*TASK 1*
Answer these questions from the passage on Sam Harris's The Moral Landscape.
(a) What subtitle does The Moral Landscape carry?
(b) According to the passage, when does Harris sound convincing?
(c) Which animal-related fact does the passage say scientific evidence might reveal?
*TASK 2*
Continue the passage on Sam Harris's The Moral Landscape from the point where it ends.

*EXTRACTED TEXT*
Julian is harsh about Sam Harris’s The Moral Landscape.
What’s worse, however, is when atheists talk of science as though it is the source of all the knowledge and wisdom we need to live. The most egregious recent example of this is Sam Harris’s The Moral Landscape, with its subtitle “How science can determine human values”. It’s hard to imagine a more hyperbolic claim about the power of science…
It is rather.
When Harris sounds convincing is when he is attacking the batty view that science has nothing to say about human values. Scientific evidence might indeed reveal morally important facts, such as that inequality as well as absolute levels of wealth affects wellbeing; that different “races” are not that different and not really races; that some animals do feel pain, and of what kind it is; and so on. Science can also reveal the physiological and neurological mechanisms that underlie the things we value in life, like achieving states of flow or avoiding pain. But science could never tell us what we should value, because when it tells us how things are, we are always left with the question, what ought we to do about it?

Dataset entries
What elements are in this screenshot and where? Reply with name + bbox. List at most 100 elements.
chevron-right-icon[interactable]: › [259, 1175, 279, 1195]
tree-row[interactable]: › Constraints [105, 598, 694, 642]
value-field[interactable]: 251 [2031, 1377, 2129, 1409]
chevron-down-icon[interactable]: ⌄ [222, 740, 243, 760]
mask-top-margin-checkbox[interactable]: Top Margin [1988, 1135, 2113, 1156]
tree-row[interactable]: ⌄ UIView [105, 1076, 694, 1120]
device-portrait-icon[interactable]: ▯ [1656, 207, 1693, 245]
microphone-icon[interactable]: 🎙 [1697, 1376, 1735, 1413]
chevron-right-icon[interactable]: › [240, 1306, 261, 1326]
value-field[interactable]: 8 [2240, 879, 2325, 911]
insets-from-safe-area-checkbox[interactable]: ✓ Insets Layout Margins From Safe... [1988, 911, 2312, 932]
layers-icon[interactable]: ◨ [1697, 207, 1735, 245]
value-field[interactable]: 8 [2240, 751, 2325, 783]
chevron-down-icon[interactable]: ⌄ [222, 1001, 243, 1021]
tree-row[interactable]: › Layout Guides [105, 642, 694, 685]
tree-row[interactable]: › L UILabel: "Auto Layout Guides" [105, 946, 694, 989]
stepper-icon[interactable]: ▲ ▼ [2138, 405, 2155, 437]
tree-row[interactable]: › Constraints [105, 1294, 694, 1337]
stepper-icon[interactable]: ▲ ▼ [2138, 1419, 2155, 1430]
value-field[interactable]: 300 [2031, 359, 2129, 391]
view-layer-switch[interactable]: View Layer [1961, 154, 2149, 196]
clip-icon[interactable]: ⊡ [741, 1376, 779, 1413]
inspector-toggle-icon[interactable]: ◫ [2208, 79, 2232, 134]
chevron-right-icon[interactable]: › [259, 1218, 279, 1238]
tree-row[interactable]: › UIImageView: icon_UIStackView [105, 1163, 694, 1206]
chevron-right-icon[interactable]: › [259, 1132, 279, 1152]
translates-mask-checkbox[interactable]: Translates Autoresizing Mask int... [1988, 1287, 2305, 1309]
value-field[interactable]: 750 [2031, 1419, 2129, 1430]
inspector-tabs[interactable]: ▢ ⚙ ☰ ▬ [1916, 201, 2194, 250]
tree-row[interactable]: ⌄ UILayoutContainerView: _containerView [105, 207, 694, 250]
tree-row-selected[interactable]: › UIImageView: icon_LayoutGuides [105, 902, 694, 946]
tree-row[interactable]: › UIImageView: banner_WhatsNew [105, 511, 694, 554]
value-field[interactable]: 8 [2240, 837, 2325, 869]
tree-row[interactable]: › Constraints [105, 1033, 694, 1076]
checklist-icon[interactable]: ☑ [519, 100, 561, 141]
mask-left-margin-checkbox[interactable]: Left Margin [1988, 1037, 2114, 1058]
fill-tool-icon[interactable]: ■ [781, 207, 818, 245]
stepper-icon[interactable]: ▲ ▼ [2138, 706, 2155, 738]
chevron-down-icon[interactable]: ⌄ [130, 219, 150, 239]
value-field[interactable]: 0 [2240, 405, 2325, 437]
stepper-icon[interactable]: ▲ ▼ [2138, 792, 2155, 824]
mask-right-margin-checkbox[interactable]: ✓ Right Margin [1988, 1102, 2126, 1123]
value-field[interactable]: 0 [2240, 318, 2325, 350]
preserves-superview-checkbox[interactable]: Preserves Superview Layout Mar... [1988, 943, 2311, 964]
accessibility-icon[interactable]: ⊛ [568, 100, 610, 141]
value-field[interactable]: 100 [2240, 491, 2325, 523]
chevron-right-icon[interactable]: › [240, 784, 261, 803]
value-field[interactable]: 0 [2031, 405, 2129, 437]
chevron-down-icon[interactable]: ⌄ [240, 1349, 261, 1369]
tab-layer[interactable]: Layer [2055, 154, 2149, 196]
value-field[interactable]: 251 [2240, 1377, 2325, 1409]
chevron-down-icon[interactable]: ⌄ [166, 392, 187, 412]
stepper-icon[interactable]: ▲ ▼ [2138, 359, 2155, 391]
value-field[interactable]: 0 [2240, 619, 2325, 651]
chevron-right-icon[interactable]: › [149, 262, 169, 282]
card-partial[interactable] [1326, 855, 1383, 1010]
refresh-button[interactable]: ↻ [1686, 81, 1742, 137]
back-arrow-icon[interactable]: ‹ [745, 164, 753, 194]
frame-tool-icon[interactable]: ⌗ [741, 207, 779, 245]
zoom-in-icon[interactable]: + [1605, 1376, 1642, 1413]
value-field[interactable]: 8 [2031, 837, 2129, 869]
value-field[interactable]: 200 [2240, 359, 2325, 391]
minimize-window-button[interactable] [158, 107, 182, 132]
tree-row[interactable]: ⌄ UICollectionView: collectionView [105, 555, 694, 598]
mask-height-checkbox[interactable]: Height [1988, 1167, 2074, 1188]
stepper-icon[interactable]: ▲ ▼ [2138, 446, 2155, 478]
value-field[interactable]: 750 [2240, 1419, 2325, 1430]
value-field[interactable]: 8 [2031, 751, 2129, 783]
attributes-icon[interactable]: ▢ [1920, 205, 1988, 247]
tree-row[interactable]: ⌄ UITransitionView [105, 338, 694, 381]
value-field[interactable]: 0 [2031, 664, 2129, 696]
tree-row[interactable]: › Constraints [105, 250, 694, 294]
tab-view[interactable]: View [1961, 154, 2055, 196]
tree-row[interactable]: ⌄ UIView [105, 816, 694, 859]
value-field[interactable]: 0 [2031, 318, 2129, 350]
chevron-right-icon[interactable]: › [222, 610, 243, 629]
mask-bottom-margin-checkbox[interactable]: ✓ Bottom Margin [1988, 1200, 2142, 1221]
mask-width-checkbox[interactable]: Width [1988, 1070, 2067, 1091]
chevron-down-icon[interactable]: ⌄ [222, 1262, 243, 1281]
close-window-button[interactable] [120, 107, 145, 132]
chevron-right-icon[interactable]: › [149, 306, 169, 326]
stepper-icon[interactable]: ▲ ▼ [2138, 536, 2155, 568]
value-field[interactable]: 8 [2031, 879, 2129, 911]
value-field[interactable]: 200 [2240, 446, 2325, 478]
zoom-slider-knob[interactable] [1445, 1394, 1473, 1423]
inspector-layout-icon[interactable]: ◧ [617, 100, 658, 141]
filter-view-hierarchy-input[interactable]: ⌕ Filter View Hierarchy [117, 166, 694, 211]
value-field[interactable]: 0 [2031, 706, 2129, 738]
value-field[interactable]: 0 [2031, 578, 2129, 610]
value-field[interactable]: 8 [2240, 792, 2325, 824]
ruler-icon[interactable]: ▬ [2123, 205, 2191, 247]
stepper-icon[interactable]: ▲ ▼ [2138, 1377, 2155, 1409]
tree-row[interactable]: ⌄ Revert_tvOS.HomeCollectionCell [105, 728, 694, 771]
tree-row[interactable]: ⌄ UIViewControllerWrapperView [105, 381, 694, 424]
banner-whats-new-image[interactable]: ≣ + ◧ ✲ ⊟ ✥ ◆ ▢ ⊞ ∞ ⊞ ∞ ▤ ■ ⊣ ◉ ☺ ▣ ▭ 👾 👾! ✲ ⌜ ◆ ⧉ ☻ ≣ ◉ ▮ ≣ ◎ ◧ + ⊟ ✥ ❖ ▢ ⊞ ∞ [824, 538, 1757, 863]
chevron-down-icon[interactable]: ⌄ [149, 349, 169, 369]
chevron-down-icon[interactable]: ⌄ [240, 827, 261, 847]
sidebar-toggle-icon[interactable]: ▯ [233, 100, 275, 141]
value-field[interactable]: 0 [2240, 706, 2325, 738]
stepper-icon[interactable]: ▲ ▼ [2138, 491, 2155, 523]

*EXERCISE RESULT 1*
(a) "How science can determine human values"
(b) When he is attacking the view that science has nothing to say about human values.
(c) That some animals do feel pain, and what kind of pain it is.

*EXERCISE RESULT 2*
That link is in the original, and it was probably inserted by Andrew himself (which is a little shaming, since it goes to something he wrote). I can tell you that when I publish articles by other people on B&W the website, I don’t insert links to stuff I wrote. I would think that rude and intrusive.
However, since I’m writing this post, I will insert a link to something I wrote, because it’s pretty much exactly what Julian said. I expect he got it from me. (Joke!)
It’s from the review I wrote of Harris’s book for The Philosophers’ Magazine.
It’s easy to get people to agree that well-being is good; the hard part is getting them to agree on what that implies they should do, and getting them to do it.
Harris spends most of the book hammering home the point that morality is about the well-being of conscious creatures, which means he spends far too little time considering the difficult questions that arise even if everyone agrees on that.
See? Very like what Julian said.
The rapturous reception Harris’s book received from many atheists – though thankfully far from all of them – is a symptom of an unhealthy desire to raise science to the level of our saviour.
Actually I think it’s much more a symptom of excessive admiration for Harris himself combined with a total unfamiliarity with meta-ethics. Anyway, the effect was the same.